■ Requisitos del problema: ¿Qué objeto le pregunta a Don Juan quien escribe el fragmento si por casualidad tiene?

■ Fragmento proporcionado:
━━━━━━━━━━━━━━━━━━━━━━━━━━━━━━
Empiezo a preocuparme Don Juan. Me está resultando usted tan imprescindible como Wilson a Chuck Noland en Náufrago. Por casualidad, no tendrá una cerilla?
━━━━━━━━━━━━━━━━━━━━━━━━━━━━━━
Entradas del conjunto de datos
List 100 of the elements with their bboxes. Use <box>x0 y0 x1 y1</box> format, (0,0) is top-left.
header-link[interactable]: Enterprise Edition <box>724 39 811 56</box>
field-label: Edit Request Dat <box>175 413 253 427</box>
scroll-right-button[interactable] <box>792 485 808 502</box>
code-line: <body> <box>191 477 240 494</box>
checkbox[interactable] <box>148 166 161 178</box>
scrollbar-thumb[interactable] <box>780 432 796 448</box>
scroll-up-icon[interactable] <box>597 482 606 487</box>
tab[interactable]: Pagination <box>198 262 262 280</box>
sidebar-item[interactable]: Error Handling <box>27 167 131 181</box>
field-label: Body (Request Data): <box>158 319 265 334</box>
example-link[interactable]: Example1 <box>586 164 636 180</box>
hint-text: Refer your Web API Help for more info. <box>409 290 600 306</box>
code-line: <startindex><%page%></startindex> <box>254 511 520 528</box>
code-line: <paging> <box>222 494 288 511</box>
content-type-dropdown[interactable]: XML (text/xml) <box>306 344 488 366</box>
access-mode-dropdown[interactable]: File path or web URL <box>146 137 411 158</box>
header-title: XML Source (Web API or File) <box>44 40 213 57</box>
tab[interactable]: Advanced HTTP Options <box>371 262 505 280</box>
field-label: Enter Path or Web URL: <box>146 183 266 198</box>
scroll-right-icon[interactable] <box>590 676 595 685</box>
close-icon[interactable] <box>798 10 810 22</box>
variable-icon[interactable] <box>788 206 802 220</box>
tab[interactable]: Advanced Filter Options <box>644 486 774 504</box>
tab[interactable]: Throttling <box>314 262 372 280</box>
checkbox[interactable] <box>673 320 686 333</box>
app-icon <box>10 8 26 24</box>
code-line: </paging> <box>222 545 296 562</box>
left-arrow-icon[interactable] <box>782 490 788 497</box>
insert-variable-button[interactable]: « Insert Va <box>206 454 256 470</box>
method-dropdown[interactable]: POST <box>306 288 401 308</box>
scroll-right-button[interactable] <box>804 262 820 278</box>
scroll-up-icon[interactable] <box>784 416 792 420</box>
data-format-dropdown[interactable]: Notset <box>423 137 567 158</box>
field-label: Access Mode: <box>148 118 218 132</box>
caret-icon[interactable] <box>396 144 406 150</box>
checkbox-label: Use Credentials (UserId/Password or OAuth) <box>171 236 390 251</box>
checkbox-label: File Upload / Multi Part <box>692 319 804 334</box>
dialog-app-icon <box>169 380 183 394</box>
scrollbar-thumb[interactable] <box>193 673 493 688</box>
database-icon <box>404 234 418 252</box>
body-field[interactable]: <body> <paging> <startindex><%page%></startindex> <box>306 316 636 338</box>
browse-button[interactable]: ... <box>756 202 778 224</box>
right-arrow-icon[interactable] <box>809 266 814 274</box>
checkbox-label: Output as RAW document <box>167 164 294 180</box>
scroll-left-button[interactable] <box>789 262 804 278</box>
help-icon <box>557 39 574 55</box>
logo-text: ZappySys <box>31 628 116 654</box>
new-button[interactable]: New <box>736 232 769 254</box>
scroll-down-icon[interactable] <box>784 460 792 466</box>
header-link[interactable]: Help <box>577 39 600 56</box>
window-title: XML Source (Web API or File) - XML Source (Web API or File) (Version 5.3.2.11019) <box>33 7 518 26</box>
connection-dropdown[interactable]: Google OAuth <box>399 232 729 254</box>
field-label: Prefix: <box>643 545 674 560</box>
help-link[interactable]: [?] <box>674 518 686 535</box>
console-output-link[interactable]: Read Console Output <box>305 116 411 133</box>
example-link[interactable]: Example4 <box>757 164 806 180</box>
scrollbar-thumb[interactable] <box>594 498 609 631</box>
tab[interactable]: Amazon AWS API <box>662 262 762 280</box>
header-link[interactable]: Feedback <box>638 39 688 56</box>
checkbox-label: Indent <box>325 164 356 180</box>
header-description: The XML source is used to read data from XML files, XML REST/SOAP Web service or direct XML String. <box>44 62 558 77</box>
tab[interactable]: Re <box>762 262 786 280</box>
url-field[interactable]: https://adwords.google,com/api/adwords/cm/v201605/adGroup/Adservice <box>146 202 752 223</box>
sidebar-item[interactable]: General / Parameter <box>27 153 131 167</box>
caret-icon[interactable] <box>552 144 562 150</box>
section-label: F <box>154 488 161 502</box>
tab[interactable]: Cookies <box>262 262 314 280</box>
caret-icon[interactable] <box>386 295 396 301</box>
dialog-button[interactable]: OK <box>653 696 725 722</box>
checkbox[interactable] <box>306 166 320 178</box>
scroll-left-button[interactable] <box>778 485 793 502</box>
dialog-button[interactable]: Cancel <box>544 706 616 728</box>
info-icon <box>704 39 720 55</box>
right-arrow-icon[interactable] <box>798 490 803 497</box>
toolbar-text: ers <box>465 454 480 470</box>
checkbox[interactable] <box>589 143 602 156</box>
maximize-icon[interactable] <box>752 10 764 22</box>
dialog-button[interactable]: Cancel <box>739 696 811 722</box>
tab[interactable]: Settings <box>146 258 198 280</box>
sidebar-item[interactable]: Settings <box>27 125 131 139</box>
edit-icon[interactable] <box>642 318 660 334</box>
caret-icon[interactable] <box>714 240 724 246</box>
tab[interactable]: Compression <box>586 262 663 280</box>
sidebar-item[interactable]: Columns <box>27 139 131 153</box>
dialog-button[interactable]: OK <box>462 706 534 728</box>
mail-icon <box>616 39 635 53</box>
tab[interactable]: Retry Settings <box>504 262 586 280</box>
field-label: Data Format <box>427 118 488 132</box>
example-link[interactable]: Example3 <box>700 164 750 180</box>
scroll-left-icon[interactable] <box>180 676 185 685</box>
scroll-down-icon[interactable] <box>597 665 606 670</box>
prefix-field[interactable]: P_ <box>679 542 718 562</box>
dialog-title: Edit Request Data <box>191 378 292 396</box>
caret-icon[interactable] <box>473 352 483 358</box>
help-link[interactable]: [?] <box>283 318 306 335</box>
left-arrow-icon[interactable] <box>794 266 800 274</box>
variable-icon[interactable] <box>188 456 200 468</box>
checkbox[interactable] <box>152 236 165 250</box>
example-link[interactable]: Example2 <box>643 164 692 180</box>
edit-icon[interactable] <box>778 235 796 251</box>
━━━━━━━━━━━━━━━━━━━━━━━━━━━━━━
■ Resultado: Una cerilla.